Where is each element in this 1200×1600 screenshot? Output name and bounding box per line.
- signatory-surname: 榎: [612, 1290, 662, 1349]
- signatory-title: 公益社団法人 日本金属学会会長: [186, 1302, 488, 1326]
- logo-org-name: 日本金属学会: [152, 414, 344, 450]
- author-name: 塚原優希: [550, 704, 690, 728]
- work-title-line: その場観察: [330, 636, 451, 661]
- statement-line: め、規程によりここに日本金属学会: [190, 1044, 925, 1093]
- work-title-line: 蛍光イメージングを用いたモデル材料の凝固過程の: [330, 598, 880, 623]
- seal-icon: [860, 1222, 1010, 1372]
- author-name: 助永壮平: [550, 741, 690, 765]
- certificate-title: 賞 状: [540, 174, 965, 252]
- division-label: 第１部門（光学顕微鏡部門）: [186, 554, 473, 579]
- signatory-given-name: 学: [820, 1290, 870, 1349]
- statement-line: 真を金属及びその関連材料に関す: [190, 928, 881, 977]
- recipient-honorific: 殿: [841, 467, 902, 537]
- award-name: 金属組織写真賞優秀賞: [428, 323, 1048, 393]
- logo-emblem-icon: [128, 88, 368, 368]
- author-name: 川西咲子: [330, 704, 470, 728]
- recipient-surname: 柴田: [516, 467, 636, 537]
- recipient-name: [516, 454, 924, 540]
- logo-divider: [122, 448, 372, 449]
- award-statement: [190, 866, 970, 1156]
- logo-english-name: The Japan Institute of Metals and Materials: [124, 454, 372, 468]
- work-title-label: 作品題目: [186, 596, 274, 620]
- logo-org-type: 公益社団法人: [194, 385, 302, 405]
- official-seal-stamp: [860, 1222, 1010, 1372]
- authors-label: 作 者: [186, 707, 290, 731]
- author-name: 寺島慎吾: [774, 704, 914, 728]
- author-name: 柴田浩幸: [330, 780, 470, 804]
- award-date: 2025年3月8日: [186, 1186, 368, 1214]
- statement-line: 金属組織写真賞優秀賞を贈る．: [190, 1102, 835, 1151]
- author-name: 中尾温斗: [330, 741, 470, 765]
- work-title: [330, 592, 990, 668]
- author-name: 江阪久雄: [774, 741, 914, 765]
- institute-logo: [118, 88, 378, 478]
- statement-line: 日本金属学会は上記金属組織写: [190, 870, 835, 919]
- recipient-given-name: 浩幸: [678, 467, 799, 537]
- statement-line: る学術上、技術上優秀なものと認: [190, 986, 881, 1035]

═══

▸ **DIRECTIONS**:
Could you set out the rows from the start through the line containing "- work-title: [330, 592, 990, 668]", both included, as a numbered list with any blank lines left out?

▸ **SOLUTION BELOW**:
1. Where is each element in this 1200×1600 screenshot? Output name and bounding box per line.
2. - signatory-surname: 榎: [612, 1290, 662, 1349]
3. - signatory-title: 公益社団法人 日本金属学会会長: [186, 1302, 488, 1326]
4. - logo-org-name: 日本金属学会: [152, 414, 344, 450]
5. - author-name: 塚原優希: [550, 704, 690, 728]
6. - work-title-line: その場観察: [330, 636, 451, 661]
7. - statement-line: め、規程によりここに日本金属学会: [190, 1044, 925, 1093]
8. - work-title-line: 蛍光イメージングを用いたモデル材料の凝固過程の: [330, 598, 880, 623]
9. - seal-icon: [860, 1222, 1010, 1372]
10. - author-name: 助永壮平: [550, 741, 690, 765]
11. - certificate-title: 賞 状: [540, 174, 965, 252]
12. - division-label: 第１部門（光学顕微鏡部門）: [186, 554, 473, 579]
13. - signatory-given-name: 学: [820, 1290, 870, 1349]
14. - statement-line: 真を金属及びその関連材料に関す: [190, 928, 881, 977]
15. - recipient-honorific: 殿: [841, 467, 902, 537]
16. - award-name: 金属組織写真賞優秀賞: [428, 323, 1048, 393]
17. - logo-emblem-icon: [128, 88, 368, 368]
18. - author-name: 川西咲子: [330, 704, 470, 728]
19. - recipient-surname: 柴田: [516, 467, 636, 537]
20. - recipient-name: [516, 454, 924, 540]
21. - logo-divider: [122, 448, 372, 449]
22. - award-statement: [190, 866, 970, 1156]
23. - logo-english-name: The Japan Institute of Metals and Materials: [124, 454, 372, 468]
24. - work-title-label: 作品題目: [186, 596, 274, 620]
25. - logo-org-type: 公益社団法人: [194, 385, 302, 405]
26. - official-seal-stamp: [860, 1222, 1010, 1372]
27. - authors-label: 作 者: [186, 707, 290, 731]
28. - author-name: 寺島慎吾: [774, 704, 914, 728]
29. - author-name: 柴田浩幸: [330, 780, 470, 804]
30. - award-date: 2025年3月8日: [186, 1186, 368, 1214]
31. - statement-line: 金属組織写真賞優秀賞を贈る．: [190, 1102, 835, 1151]
32. - author-name: 中尾温斗: [330, 741, 470, 765]
33. - work-title: [330, 592, 990, 668]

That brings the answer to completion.